Stored data entries

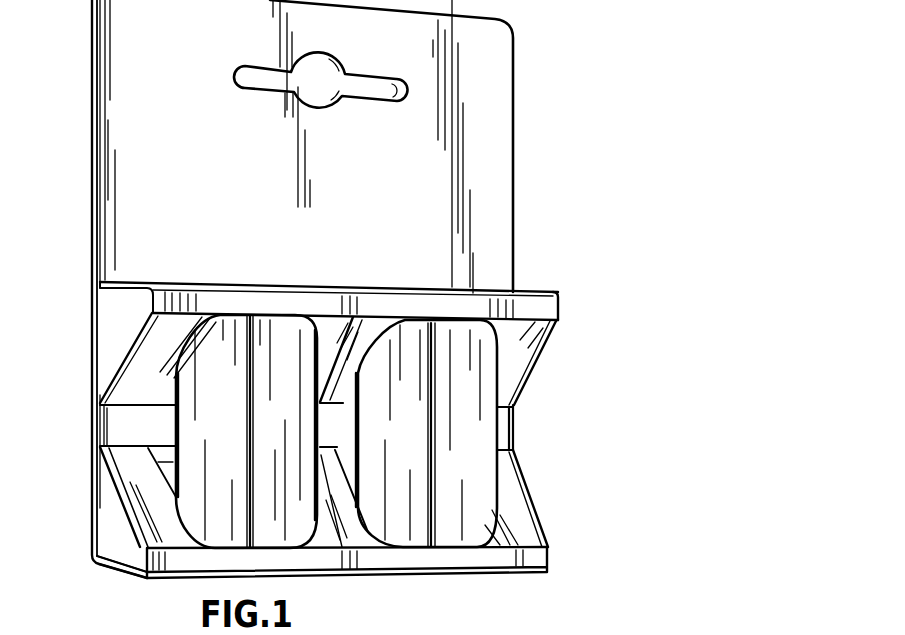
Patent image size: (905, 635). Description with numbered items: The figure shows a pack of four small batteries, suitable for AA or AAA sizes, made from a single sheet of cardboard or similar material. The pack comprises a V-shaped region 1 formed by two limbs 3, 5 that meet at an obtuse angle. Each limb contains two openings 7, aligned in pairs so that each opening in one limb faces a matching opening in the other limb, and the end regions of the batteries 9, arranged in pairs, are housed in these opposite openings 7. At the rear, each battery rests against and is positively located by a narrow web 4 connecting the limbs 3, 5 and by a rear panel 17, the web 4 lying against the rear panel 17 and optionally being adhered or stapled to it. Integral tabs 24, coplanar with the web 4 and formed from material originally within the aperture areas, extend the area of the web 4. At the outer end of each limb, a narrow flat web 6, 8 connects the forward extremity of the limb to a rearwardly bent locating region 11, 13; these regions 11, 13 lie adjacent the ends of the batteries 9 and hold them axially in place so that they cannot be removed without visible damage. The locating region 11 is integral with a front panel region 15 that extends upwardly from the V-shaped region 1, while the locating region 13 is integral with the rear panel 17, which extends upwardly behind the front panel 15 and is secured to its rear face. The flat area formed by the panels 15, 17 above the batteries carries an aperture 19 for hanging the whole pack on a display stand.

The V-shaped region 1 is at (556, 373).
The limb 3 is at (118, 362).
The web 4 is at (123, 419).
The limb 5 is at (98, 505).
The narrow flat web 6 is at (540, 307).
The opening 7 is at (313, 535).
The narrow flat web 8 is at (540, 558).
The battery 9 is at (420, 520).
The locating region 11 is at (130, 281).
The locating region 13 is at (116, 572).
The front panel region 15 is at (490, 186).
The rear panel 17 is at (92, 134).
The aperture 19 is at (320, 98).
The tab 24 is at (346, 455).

Goal: Reproduce the listing above with every "pack" swapped for "bundle", changing nothing else. Leave out the pictures.

Result of the exercise:
Patent image size: (905, 635). Description with numbered items: The figure shows a bundle of four small batteries, suitable for AA or AAA sizes, made from a single sheet of cardboard or similar material. The bundle comprises a V-shaped region 1 formed by two limbs 3, 5 that meet at an obtuse angle. Each limb contains two openings 7, aligned in pairs so that each opening in one limb faces a matching opening in the other limb, and the end regions of the batteries 9, arranged in pairs, are housed in these opposite openings 7. At the rear, each battery rests against and is positively located by a narrow web 4 connecting the limbs 3, 5 and by a rear panel 17, the web 4 lying against the rear panel 17 and optionally being adhered or stapled to it. Integral tabs 24, coplanar with the web 4 and formed from material originally within the aperture areas, extend the area of the web 4. At the outer end of each limb, a narrow flat web 6, 8 connects the forward extremity of the limb to a rearwardly bent locating region 11, 13; these regions 11, 13 lie adjacent the ends of the batteries 9 and hold them axially in place so that they cannot be removed without visible damage. The locating region 11 is integral with a front panel region 15 that extends upwardly from the V-shaped region 1, while the locating region 13 is integral with the rear panel 17, which extends upwardly behind the front panel 15 and is secured to its rear face. The flat area formed by the panels 15, 17 above the batteries carries an aperture 19 for hanging the whole bundle on a display stand.

The V-shaped region 1 is at (556, 373).
The limb 3 is at (118, 362).
The web 4 is at (123, 419).
The limb 5 is at (98, 505).
The narrow flat web 6 is at (540, 307).
The opening 7 is at (313, 535).
The narrow flat web 8 is at (540, 558).
The battery 9 is at (420, 520).
The locating region 11 is at (130, 281).
The locating region 13 is at (116, 572).
The front panel region 15 is at (490, 186).
The rear panel 17 is at (92, 134).
The aperture 19 is at (320, 98).
The tab 24 is at (346, 455).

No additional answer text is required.